** BEGIN **

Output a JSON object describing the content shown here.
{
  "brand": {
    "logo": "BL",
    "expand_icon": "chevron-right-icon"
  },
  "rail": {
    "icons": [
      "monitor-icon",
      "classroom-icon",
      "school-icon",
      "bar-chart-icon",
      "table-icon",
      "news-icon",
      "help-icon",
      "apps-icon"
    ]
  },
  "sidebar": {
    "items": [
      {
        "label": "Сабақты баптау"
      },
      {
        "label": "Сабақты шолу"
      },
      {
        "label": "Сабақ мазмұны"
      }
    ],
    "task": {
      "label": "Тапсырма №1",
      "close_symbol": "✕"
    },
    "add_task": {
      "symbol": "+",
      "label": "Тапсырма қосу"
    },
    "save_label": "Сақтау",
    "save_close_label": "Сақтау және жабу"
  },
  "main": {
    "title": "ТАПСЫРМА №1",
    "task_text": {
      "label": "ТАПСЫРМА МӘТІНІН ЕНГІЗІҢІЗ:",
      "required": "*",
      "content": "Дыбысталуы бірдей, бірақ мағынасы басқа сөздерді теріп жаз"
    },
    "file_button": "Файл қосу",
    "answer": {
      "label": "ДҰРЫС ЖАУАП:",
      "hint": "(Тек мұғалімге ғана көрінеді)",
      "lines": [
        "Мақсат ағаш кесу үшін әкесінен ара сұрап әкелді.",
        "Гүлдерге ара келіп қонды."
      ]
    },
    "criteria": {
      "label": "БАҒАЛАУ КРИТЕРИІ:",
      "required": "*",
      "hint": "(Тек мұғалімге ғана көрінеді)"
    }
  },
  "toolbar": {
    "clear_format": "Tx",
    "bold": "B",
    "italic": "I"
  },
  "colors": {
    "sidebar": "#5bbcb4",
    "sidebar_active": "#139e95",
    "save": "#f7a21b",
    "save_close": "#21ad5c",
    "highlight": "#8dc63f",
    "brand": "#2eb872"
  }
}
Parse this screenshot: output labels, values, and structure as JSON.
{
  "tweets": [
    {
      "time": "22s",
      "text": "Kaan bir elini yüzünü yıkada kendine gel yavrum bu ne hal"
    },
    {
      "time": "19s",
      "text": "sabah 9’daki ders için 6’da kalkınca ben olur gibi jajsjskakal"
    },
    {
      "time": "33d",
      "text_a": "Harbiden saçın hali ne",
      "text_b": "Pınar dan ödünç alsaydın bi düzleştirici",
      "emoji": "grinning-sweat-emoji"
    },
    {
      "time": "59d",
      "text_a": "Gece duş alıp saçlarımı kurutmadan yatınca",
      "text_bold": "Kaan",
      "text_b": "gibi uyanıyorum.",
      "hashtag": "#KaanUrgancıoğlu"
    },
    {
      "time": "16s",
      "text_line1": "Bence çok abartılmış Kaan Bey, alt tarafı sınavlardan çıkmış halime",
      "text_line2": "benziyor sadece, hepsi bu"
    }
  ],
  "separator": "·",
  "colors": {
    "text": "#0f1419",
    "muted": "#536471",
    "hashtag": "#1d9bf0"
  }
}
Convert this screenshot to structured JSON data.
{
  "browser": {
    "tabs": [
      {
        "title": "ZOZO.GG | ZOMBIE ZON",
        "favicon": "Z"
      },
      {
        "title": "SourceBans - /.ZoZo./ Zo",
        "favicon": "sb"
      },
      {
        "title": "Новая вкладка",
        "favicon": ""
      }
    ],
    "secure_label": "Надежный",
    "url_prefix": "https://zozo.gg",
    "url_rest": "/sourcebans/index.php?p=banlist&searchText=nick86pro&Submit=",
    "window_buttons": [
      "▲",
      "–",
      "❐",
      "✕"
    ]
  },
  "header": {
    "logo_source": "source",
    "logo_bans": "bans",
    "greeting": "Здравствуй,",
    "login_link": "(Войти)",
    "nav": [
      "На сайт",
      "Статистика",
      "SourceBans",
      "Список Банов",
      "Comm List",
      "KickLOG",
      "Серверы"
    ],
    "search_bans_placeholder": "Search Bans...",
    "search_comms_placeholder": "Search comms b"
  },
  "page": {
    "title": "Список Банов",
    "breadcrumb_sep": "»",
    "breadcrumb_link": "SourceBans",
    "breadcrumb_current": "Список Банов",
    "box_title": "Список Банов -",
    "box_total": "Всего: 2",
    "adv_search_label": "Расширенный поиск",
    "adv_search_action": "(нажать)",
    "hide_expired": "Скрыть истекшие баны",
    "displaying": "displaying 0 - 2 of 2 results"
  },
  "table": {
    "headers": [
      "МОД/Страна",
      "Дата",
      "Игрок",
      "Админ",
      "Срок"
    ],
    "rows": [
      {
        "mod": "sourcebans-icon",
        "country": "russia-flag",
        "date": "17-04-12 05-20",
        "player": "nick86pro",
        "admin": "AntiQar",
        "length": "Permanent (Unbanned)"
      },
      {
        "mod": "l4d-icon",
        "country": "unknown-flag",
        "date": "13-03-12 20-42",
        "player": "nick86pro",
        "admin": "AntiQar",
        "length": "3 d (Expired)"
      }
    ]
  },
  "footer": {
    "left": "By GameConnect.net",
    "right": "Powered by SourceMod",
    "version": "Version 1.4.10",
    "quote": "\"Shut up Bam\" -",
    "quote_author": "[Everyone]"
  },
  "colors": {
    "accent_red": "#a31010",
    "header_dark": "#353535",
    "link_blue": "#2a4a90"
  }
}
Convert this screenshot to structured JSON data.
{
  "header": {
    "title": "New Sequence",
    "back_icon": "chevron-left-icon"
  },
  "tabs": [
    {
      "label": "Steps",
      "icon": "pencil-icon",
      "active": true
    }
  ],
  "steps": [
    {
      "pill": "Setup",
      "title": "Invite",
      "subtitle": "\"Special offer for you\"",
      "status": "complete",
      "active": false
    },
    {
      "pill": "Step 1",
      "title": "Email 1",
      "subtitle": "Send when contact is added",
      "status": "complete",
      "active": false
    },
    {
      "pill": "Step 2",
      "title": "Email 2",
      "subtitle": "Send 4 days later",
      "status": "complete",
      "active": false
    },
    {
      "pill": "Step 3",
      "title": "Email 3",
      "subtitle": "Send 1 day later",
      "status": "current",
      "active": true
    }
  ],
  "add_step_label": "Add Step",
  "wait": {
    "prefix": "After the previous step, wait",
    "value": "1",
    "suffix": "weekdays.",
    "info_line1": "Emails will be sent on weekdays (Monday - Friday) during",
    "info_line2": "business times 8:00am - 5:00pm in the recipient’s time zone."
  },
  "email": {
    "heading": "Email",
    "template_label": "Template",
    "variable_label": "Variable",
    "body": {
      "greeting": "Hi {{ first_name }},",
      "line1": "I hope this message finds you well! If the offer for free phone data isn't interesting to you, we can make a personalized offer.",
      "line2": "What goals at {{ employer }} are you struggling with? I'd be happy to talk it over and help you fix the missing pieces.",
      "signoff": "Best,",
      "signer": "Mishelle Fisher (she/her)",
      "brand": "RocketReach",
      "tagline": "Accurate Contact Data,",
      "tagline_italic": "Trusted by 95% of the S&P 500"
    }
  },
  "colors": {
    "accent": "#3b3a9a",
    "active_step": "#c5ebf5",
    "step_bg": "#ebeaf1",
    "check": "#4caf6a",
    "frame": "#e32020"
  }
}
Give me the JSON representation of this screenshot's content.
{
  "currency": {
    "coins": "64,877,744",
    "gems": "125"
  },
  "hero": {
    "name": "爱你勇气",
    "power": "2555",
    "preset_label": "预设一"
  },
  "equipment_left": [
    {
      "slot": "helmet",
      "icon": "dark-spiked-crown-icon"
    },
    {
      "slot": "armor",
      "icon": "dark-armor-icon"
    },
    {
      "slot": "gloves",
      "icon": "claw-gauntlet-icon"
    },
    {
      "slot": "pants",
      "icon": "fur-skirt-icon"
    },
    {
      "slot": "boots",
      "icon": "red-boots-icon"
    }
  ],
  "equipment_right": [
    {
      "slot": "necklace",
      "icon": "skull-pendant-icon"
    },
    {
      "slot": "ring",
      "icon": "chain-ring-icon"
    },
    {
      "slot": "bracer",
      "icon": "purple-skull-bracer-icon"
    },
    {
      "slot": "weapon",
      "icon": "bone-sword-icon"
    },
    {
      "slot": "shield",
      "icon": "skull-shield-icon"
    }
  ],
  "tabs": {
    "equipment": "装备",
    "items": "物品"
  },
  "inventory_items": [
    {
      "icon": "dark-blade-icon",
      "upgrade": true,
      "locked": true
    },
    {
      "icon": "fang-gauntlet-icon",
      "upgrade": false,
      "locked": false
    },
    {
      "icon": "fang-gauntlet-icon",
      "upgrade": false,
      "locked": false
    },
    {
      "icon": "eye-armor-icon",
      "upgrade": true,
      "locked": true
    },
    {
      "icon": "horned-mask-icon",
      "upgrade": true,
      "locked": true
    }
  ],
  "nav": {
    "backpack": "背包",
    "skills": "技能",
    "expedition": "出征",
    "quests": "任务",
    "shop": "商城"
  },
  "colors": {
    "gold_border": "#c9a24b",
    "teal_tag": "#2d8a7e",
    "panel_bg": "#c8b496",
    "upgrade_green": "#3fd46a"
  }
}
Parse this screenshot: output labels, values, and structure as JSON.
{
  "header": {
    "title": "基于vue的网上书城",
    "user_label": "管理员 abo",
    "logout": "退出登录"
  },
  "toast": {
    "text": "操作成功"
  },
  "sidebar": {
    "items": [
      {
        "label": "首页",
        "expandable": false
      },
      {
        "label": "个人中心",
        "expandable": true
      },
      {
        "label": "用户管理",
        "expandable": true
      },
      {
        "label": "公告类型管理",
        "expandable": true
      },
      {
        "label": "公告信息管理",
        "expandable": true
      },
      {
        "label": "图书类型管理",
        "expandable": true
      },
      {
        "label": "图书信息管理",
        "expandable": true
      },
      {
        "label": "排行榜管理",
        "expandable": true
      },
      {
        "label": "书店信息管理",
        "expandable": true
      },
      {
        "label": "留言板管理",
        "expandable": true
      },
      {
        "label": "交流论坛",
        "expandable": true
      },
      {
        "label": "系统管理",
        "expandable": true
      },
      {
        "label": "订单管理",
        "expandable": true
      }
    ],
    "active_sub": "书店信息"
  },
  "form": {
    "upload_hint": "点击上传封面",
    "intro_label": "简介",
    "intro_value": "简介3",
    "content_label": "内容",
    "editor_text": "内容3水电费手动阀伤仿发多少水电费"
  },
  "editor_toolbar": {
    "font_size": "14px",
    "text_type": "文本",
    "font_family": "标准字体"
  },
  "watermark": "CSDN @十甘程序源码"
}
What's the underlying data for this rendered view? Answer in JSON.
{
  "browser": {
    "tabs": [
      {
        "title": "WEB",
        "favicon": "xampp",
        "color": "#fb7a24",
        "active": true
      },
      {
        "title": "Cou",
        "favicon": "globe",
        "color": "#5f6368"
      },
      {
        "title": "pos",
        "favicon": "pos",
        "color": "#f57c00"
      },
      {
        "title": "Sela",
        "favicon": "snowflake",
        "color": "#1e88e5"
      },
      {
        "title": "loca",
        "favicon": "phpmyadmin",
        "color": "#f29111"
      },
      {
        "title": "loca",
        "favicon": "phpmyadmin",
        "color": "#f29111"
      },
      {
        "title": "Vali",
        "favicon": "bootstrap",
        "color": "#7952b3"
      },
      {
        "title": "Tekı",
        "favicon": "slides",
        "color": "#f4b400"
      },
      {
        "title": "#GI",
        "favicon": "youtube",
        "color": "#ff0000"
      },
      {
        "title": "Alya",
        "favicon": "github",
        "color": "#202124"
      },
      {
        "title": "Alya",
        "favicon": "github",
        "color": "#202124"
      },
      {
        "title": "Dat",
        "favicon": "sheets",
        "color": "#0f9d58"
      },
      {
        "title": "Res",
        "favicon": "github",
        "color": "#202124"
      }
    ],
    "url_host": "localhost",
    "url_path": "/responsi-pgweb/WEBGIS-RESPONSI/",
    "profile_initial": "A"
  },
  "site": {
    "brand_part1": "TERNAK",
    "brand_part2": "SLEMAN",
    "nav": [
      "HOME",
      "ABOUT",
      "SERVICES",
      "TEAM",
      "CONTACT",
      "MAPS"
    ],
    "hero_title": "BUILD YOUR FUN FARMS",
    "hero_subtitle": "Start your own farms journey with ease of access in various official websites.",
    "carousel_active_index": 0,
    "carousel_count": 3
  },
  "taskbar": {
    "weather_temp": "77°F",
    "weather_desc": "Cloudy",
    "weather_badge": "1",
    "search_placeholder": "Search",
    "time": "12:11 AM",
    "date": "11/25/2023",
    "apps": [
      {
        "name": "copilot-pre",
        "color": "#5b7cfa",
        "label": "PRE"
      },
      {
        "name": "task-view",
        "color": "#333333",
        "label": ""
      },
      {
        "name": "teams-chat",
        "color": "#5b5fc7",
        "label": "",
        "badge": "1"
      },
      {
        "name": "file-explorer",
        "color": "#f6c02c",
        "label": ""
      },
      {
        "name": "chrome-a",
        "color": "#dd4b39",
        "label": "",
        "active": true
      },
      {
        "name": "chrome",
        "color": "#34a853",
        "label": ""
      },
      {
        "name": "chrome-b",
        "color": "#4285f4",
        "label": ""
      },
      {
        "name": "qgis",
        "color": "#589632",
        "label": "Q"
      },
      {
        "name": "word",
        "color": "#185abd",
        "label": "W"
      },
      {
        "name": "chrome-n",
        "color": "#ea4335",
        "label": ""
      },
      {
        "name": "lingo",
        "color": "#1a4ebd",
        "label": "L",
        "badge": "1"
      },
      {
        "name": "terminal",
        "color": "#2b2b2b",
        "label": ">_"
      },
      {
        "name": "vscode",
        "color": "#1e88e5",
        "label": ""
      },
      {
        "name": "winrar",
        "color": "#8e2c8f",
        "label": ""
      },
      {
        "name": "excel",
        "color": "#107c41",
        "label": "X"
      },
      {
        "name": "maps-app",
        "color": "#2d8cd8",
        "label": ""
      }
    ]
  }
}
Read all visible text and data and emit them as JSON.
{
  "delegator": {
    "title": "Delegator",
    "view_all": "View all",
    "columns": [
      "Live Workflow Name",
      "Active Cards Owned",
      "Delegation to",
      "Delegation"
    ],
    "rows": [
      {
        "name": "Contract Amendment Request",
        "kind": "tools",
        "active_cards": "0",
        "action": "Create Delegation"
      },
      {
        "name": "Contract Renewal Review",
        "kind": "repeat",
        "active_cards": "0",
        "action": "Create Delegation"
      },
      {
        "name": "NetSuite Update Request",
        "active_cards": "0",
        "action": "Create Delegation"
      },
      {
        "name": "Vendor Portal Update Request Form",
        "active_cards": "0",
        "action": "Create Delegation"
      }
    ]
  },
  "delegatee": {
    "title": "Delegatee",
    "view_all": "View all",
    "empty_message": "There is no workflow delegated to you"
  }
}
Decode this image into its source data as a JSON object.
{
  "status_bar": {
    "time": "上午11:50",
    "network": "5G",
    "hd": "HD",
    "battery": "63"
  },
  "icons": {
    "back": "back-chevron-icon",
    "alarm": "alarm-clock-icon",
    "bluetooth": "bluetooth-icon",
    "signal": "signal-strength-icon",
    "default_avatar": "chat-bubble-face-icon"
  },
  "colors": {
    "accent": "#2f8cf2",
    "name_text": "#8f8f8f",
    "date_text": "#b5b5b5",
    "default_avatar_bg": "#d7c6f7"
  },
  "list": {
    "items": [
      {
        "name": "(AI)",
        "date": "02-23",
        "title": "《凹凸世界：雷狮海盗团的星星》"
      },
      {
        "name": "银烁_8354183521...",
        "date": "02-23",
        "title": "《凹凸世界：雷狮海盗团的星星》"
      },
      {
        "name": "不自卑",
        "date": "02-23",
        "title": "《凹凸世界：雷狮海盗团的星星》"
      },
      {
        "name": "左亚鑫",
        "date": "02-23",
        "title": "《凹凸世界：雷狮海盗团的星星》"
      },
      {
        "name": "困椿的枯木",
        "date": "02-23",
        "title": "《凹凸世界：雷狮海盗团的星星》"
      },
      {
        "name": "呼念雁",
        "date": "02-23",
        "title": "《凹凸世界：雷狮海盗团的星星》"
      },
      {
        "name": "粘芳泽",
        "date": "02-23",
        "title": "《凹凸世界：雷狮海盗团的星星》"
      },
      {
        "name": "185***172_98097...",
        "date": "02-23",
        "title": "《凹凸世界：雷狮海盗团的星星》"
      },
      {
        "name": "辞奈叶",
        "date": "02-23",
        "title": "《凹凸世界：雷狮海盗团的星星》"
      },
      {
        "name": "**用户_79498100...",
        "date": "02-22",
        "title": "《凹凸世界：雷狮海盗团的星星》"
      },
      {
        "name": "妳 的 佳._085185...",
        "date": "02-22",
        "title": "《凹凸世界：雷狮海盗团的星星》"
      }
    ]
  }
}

** END **

- **SHORT TASK**:
Only the number is wanted: count the lines of the records that hold the word "skull".

- **REPLY**:
3